Stored data:
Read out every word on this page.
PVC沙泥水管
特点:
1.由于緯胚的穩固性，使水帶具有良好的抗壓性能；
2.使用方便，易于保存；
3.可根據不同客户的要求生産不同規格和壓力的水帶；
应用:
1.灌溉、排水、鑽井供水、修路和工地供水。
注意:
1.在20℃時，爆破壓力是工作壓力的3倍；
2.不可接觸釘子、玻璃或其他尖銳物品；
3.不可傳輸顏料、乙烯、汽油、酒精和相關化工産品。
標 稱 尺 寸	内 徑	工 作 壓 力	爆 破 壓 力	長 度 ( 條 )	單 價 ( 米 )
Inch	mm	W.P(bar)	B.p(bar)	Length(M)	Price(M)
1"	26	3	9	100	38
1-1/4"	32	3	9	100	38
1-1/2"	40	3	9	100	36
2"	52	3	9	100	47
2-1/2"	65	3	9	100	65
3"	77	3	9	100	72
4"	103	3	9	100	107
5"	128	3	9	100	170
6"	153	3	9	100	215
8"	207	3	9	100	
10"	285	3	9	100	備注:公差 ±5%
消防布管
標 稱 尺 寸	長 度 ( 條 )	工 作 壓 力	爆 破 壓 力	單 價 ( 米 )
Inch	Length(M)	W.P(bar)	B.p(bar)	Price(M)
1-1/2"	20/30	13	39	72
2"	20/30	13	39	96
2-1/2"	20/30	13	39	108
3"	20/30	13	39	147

...

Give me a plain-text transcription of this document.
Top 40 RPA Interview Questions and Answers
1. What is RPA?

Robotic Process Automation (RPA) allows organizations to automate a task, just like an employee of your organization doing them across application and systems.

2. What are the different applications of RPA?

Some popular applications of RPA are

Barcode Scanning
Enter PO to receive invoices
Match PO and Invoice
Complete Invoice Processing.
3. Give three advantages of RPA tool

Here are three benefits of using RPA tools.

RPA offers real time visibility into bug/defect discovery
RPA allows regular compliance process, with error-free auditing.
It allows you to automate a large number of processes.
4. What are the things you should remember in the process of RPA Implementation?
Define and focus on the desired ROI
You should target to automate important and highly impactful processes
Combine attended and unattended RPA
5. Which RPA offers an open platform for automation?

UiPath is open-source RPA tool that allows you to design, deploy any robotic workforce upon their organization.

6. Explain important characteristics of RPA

The problem →
Compute how many lines include the string "What", then give that number by itself.

Exercise result →
3